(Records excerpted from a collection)

----------

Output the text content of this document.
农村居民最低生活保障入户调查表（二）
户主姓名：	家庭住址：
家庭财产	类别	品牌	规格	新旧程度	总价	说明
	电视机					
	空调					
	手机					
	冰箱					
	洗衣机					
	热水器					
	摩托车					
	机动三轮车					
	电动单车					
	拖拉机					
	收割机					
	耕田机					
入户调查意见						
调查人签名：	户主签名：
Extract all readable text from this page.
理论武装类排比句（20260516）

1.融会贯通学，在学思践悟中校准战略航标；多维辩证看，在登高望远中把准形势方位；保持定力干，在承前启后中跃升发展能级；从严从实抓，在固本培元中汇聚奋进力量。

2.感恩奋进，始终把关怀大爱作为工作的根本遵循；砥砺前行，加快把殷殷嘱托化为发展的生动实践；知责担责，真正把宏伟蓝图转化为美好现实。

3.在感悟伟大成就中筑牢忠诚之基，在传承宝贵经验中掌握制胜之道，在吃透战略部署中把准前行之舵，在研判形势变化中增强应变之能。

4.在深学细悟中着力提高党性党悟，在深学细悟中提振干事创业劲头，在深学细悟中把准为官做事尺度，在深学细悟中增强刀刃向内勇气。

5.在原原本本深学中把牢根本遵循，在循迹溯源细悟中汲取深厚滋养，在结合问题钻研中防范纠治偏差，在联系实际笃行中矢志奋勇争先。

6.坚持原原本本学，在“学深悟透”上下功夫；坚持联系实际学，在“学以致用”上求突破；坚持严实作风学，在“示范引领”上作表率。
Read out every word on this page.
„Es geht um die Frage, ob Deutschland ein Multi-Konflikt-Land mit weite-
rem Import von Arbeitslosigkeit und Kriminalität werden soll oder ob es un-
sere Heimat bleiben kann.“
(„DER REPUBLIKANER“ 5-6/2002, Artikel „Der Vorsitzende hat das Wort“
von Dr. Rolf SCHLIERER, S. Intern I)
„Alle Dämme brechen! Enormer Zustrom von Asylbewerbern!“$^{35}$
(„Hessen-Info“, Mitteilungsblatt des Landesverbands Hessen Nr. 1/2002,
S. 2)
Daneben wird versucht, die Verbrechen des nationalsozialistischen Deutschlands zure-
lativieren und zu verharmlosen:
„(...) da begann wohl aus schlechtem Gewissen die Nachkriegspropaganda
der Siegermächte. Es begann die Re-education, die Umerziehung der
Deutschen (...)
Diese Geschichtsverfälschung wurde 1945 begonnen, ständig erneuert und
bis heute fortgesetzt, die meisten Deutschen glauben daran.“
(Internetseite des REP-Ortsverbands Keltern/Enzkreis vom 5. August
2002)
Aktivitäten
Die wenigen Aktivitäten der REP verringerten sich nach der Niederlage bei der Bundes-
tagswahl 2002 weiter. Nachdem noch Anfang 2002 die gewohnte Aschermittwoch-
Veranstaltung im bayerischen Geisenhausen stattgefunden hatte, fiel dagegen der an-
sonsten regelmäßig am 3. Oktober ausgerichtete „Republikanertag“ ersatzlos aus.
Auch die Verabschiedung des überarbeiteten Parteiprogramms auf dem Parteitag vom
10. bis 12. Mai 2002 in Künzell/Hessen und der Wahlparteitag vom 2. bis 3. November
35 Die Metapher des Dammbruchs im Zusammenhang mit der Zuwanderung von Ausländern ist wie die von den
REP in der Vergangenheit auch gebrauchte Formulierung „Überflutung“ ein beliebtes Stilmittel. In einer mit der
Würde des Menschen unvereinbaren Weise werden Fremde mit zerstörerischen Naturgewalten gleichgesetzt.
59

----------

■ EXERCISE INSTRUCTIONS: Go through the records and print each one exactly.

■ ANSWER IN FULL:
Output the text content of this document.
农村居民最低生活保障入户调查表（二）
户主姓名：	家庭住址：
家庭财产	类别	品牌	规格	新旧程度	总价	说明
	电视机					
	空调					
	手机					
	冰箱					
	洗衣机					
	热水器					
	摩托车					
	机动三轮车					
	电动单车					
	拖拉机					
	收割机					
	耕田机					
入户调查意见						
调查人签名：	户主签名：
Extract all readable text from this page.
理论武装类排比句（20260516）

1.融会贯通学，在学思践悟中校准战略航标；多维辩证看，在登高望远中把准形势方位；保持定力干，在承前启后中跃升发展能级；从严从实抓，在固本培元中汇聚奋进力量。

2.感恩奋进，始终把关怀大爱作为工作的根本遵循；砥砺前行，加快把殷殷嘱托化为发展的生动实践；知责担责，真正把宏伟蓝图转化为美好现实。

3.在感悟伟大成就中筑牢忠诚之基，在传承宝贵经验中掌握制胜之道，在吃透战略部署中把准前行之舵，在研判形势变化中增强应变之能。

4.在深学细悟中着力提高党性党悟，在深学细悟中提振干事创业劲头，在深学细悟中把准为官做事尺度，在深学细悟中增强刀刃向内勇气。

5.在原原本本深学中把牢根本遵循，在循迹溯源细悟中汲取深厚滋养，在结合问题钻研中防范纠治偏差，在联系实际笃行中矢志奋勇争先。

6.坚持原原本本学，在“学深悟透”上下功夫；坚持联系实际学，在“学以致用”上求突破；坚持严实作风学，在“示范引领”上作表率。
Read out every word on this page.
„Es geht um die Frage, ob Deutschland ein Multi-Konflikt-Land mit weite-
rem Import von Arbeitslosigkeit und Kriminalität werden soll oder ob es un-
sere Heimat bleiben kann.“
(„DER REPUBLIKANER“ 5-6/2002, Artikel „Der Vorsitzende hat das Wort“
von Dr. Rolf SCHLIERER, S. Intern I)
„Alle Dämme brechen! Enormer Zustrom von Asylbewerbern!“$^{35}$
(„Hessen-Info“, Mitteilungsblatt des Landesverbands Hessen Nr. 1/2002,
S. 2)
Daneben wird versucht, die Verbrechen des nationalsozialistischen Deutschlands zure-
lativieren und zu verharmlosen:
„(...) da begann wohl aus schlechtem Gewissen die Nachkriegspropaganda
der Siegermächte. Es begann die Re-education, die Umerziehung der
Deutschen (...)
Diese Geschichtsverfälschung wurde 1945 begonnen, ständig erneuert und
bis heute fortgesetzt, die meisten Deutschen glauben daran.“
(Internetseite des REP-Ortsverbands Keltern/Enzkreis vom 5. August
2002)
Aktivitäten
Die wenigen Aktivitäten der REP verringerten sich nach der Niederlage bei der Bundes-
tagswahl 2002 weiter. Nachdem noch Anfang 2002 die gewohnte Aschermittwoch-
Veranstaltung im bayerischen Geisenhausen stattgefunden hatte, fiel dagegen der an-
sonsten regelmäßig am 3. Oktober ausgerichtete „Republikanertag“ ersatzlos aus.
Auch die Verabschiedung des überarbeiteten Parteiprogramms auf dem Parteitag vom
10. bis 12. Mai 2002 in Künzell/Hessen und der Wahlparteitag vom 2. bis 3. November
35 Die Metapher des Dammbruchs im Zusammenhang mit der Zuwanderung von Ausländern ist wie die von den
REP in der Vergangenheit auch gebrauchte Formulierung „Überflutung“ ein beliebtes Stilmittel. In einer mit der
Würde des Menschen unvereinbaren Weise werden Fremde mit zerstörerischen Naturgewalten gleichgesetzt.
59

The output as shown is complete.